- [DESCRIPTION OF THE TASK]
Copy out all the lines exactly. Omit pictures.

[Extracts from a graphics dataset]
━━━━━━━━━━━━━━━━
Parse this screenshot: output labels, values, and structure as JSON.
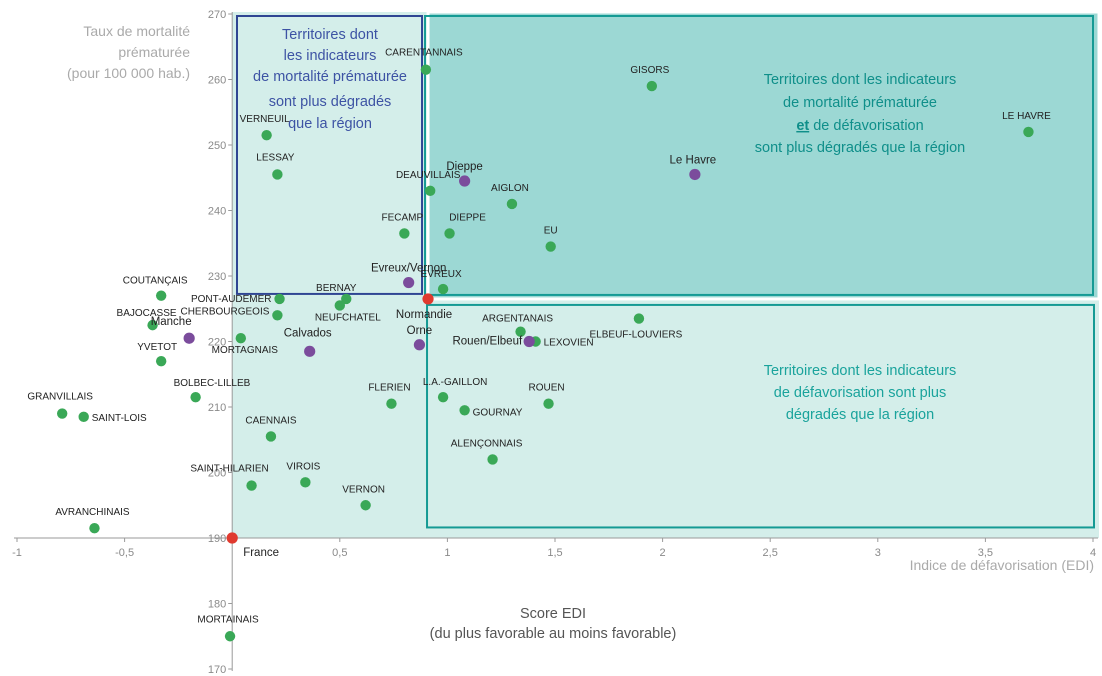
{
  "chart_data": {
    "type": "scatter",
    "xlabel": "Indice de défavorisation (EDI)",
    "ylabel_lines": [
      "Taux de mortalité",
      "prématurée",
      "(pour 100 000 hab.)"
    ],
    "subtitle_lines": [
      "Score EDI",
      "(du plus favorable au moins favorable)"
    ],
    "xlim": [
      -1,
      4
    ],
    "ylim": [
      170,
      270
    ],
    "x_ticks": [
      -1,
      -0.5,
      0,
      0.5,
      1,
      1.5,
      2,
      2.5,
      3,
      3.5,
      4
    ],
    "x_tick_labels": [
      "-1",
      "-0,5",
      "",
      "0,5",
      "1",
      "1,5",
      "2",
      "2,5",
      "3",
      "3,5",
      "4"
    ],
    "y_ticks": [
      170,
      180,
      190,
      200,
      210,
      220,
      230,
      240,
      250,
      260,
      270
    ],
    "y_tick_labels": [
      "170",
      "180",
      "190",
      "200",
      "210",
      "220",
      "230",
      "240",
      "250",
      "260",
      "270"
    ],
    "reference": {
      "x": 0.91,
      "y": 226.5
    },
    "regions": [
      {
        "id": "mortalite",
        "lines": [
          "Territoires dont",
          "les indicateurs",
          "de mortalité prématurée",
          "sont plus dégradés",
          "que la région"
        ]
      },
      {
        "id": "les-deux",
        "lines": [
          "Territoires dont les indicateurs",
          "de mortalité prématurée",
          "et de défavorisation",
          "sont plus dégradés que la région"
        ],
        "underlined_word": "et"
      },
      {
        "id": "defavorisation",
        "lines": [
          "Territoires dont les indicateurs",
          "de défavorisation sont plus",
          "dégradés que la région"
        ]
      }
    ],
    "series": [
      {
        "kind": "territoire",
        "color": "#3aa857",
        "points": [
          {
            "label": "CARENTANNAIS",
            "x": 0.9,
            "y": 261.5
          },
          {
            "label": "GISORS",
            "x": 1.95,
            "y": 259
          },
          {
            "label": "LE HAVRE",
            "x": 3.7,
            "y": 252
          },
          {
            "label": "VERNEUIL",
            "x": 0.16,
            "y": 251.5
          },
          {
            "label": "LESSAY",
            "x": 0.21,
            "y": 245.5
          },
          {
            "label": "DEAUVILLAIS",
            "x": 0.92,
            "y": 243
          },
          {
            "label": "AIGLON",
            "x": 1.3,
            "y": 241
          },
          {
            "label": "FECAMP",
            "x": 0.8,
            "y": 236.5
          },
          {
            "label": "DIEPPE",
            "x": 1.01,
            "y": 236.5
          },
          {
            "label": "EU",
            "x": 1.48,
            "y": 234.5
          },
          {
            "label": "EVREUX",
            "x": 0.98,
            "y": 228
          },
          {
            "label": "COUTANÇAIS",
            "x": -0.33,
            "y": 227
          },
          {
            "label": "PONT-AUDEMER",
            "x": 0.22,
            "y": 226.5
          },
          {
            "label": "BERNAY",
            "x": 0.53,
            "y": 226.5
          },
          {
            "label": "NEUFCHATEL",
            "x": 0.5,
            "y": 225.5
          },
          {
            "label": "CHERBOURGEOIS",
            "x": 0.21,
            "y": 224
          },
          {
            "label": "BAJOCASSE",
            "x": -0.37,
            "y": 222.5
          },
          {
            "label": "MORTAGNAIS",
            "x": 0.04,
            "y": 220.5
          },
          {
            "label": "ARGENTANAIS",
            "x": 1.34,
            "y": 221.5
          },
          {
            "label": "ELBEUF-LOUVIERS",
            "x": 1.89,
            "y": 223.5
          },
          {
            "label": "LEXOVIEN",
            "x": 1.41,
            "y": 220
          },
          {
            "label": "YVETOT",
            "x": -0.33,
            "y": 217
          },
          {
            "label": "BOLBEC-LILLEB",
            "x": -0.17,
            "y": 211.5
          },
          {
            "label": "GRANVILLAIS",
            "x": -0.79,
            "y": 209
          },
          {
            "label": "SAINT-LOIS",
            "x": -0.69,
            "y": 208.5
          },
          {
            "label": "FLERIEN",
            "x": 0.74,
            "y": 210.5
          },
          {
            "label": "L.A.-GAILLON",
            "x": 0.98,
            "y": 211.5
          },
          {
            "label": "GOURNAY",
            "x": 1.08,
            "y": 209.5
          },
          {
            "label": "ROUEN",
            "x": 1.47,
            "y": 210.5
          },
          {
            "label": "CAENNAIS",
            "x": 0.18,
            "y": 205.5
          },
          {
            "label": "ALENÇONNAIS",
            "x": 1.21,
            "y": 202
          },
          {
            "label": "SAINT-HILARIEN",
            "x": 0.09,
            "y": 198
          },
          {
            "label": "VIROIS",
            "x": 0.34,
            "y": 198.5
          },
          {
            "label": "VERNON",
            "x": 0.62,
            "y": 195
          },
          {
            "label": "AVRANCHINAIS",
            "x": -0.64,
            "y": 191.5
          },
          {
            "label": "MORTAINAIS",
            "x": -0.01,
            "y": 175
          }
        ]
      },
      {
        "kind": "département",
        "color": "#7b4c9c",
        "points": [
          {
            "label": "Dieppe",
            "x": 1.08,
            "y": 244.5
          },
          {
            "label": "Le Havre",
            "x": 2.15,
            "y": 245.5
          },
          {
            "label": "Evreux/Vernon",
            "x": 0.82,
            "y": 229
          },
          {
            "label": "Manche",
            "x": -0.2,
            "y": 220.5
          },
          {
            "label": "Calvados",
            "x": 0.36,
            "y": 218.5
          },
          {
            "label": "Orne",
            "x": 0.87,
            "y": 219.5
          },
          {
            "label": "Rouen/Elbeuf",
            "x": 1.38,
            "y": 220
          }
        ]
      },
      {
        "kind": "référence",
        "color": "#e03a2f",
        "points": [
          {
            "label": "Normandie",
            "x": 0.91,
            "y": 226.5
          },
          {
            "label": "France",
            "x": 0,
            "y": 190
          }
        ]
      }
    ]
  }
}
━━━━━━━━━━━━━━━━
- [EXPECTED ANSWER]
Parse this screenshot: output labels, values, and structure as JSON.
{
  "chart_data": {
    "type": "scatter",
    "xlabel": "Indice de défavorisation (EDI)",
    "ylabel_lines": [
      "Taux de mortalité",
      "prématurée",
      "(pour 100 000 hab.)"
    ],
    "subtitle_lines": [
      "Score EDI",
      "(du plus favorable au moins favorable)"
    ],
    "xlim": [
      -1,
      4
    ],
    "ylim": [
      170,
      270
    ],
    "x_ticks": [
      -1,
      -0.5,
      0,
      0.5,
      1,
      1.5,
      2,
      2.5,
      3,
      3.5,
      4
    ],
    "x_tick_labels": [
      "-1",
      "-0,5",
      "",
      "0,5",
      "1",
      "1,5",
      "2",
      "2,5",
      "3",
      "3,5",
      "4"
    ],
    "y_ticks": [
      170,
      180,
      190,
      200,
      210,
      220,
      230,
      240,
      250,
      260,
      270
    ],
    "y_tick_labels": [
      "170",
      "180",
      "190",
      "200",
      "210",
      "220",
      "230",
      "240",
      "250",
      "260",
      "270"
    ],
    "reference": {
      "x": 0.91,
      "y": 226.5
    },
    "regions": [
      {
        "id": "mortalite",
        "lines": [
          "Territoires dont",
          "les indicateurs",
          "de mortalité prématurée",
          "sont plus dégradés",
          "que la région"
        ]
      },
      {
        "id": "les-deux",
        "lines": [
          "Territoires dont les indicateurs",
          "de mortalité prématurée",
          "et de défavorisation",
          "sont plus dégradés que la région"
        ],
        "underlined_word": "et"
      },
      {
        "id": "defavorisation",
        "lines": [
          "Territoires dont les indicateurs",
          "de défavorisation sont plus",
          "dégradés que la région"
        ]
      }
    ],
    "series": [
      {
        "kind": "territoire",
        "color": "#3aa857",
        "points": [
          {
            "label": "CARENTANNAIS",
            "x": 0.9,
            "y": 261.5
          },
          {
            "label": "GISORS",
            "x": 1.95,
            "y": 259
          },
          {
            "label": "LE HAVRE",
            "x": 3.7,
            "y": 252
          },
          {
            "label": "VERNEUIL",
            "x": 0.16,
            "y": 251.5
          },
          {
            "label": "LESSAY",
            "x": 0.21,
            "y": 245.5
          },
          {
            "label": "DEAUVILLAIS",
            "x": 0.92,
            "y": 243
          },
          {
            "label": "AIGLON",
            "x": 1.3,
            "y": 241
          },
          {
            "label": "FECAMP",
            "x": 0.8,
            "y": 236.5
          },
          {
            "label": "DIEPPE",
            "x": 1.01,
            "y": 236.5
          },
          {
            "label": "EU",
            "x": 1.48,
            "y": 234.5
          },
          {
            "label": "EVREUX",
            "x": 0.98,
            "y": 228
          },
          {
            "label": "COUTANÇAIS",
            "x": -0.33,
            "y": 227
          },
          {
            "label": "PONT-AUDEMER",
            "x": 0.22,
            "y": 226.5
          },
          {
            "label": "BERNAY",
            "x": 0.53,
            "y": 226.5
          },
          {
            "label": "NEUFCHATEL",
            "x": 0.5,
            "y": 225.5
          },
          {
            "label": "CHERBOURGEOIS",
            "x": 0.21,
            "y": 224
          },
          {
            "label": "BAJOCASSE",
            "x": -0.37,
            "y": 222.5
          },
          {
            "label": "MORTAGNAIS",
            "x": 0.04,
            "y": 220.5
          },
          {
            "label": "ARGENTANAIS",
            "x": 1.34,
            "y": 221.5
          },
          {
            "label": "ELBEUF-LOUVIERS",
            "x": 1.89,
            "y": 223.5
          },
          {
            "label": "LEXOVIEN",
            "x": 1.41,
            "y": 220
          },
          {
            "label": "YVETOT",
            "x": -0.33,
            "y": 217
          },
          {
            "label": "BOLBEC-LILLEB",
            "x": -0.17,
            "y": 211.5
          },
          {
            "label": "GRANVILLAIS",
            "x": -0.79,
            "y": 209
          },
          {
            "label": "SAINT-LOIS",
            "x": -0.69,
            "y": 208.5
          },
          {
            "label": "FLERIEN",
            "x": 0.74,
            "y": 210.5
          },
          {
            "label": "L.A.-GAILLON",
            "x": 0.98,
            "y": 211.5
          },
          {
            "label": "GOURNAY",
            "x": 1.08,
            "y": 209.5
          },
          {
            "label": "ROUEN",
            "x": 1.47,
            "y": 210.5
          },
          {
            "label": "CAENNAIS",
            "x": 0.18,
            "y": 205.5
          },
          {
            "label": "ALENÇONNAIS",
            "x": 1.21,
            "y": 202
          },
          {
            "label": "SAINT-HILARIEN",
            "x": 0.09,
            "y": 198
          },
          {
            "label": "VIROIS",
            "x": 0.34,
            "y": 198.5
          },
          {
            "label": "VERNON",
            "x": 0.62,
            "y": 195
          },
          {
            "label": "AVRANCHINAIS",
            "x": -0.64,
            "y": 191.5
          },
          {
            "label": "MORTAINAIS",
            "x": -0.01,
            "y": 175
          }
        ]
      },
      {
        "kind": "département",
        "color": "#7b4c9c",
        "points": [
          {
            "label": "Dieppe",
            "x": 1.08,
            "y": 244.5
          },
          {
            "label": "Le Havre",
            "x": 2.15,
            "y": 245.5
          },
          {
            "label": "Evreux/Vernon",
            "x": 0.82,
            "y": 229
          },
          {
            "label": "Manche",
            "x": -0.2,
            "y": 220.5
          },
          {
            "label": "Calvados",
            "x": 0.36,
            "y": 218.5
          },
          {
            "label": "Orne",
            "x": 0.87,
            "y": 219.5
          },
          {
            "label": "Rouen/Elbeuf",
            "x": 1.38,
            "y": 220
          }
        ]
      },
      {
        "kind": "référence",
        "color": "#e03a2f",
        "points": [
          {
            "label": "Normandie",
            "x": 0.91,
            "y": 226.5
          },
          {
            "label": "France",
            "x": 0,
            "y": 190
          }
        ]
      }
    ]
  }
}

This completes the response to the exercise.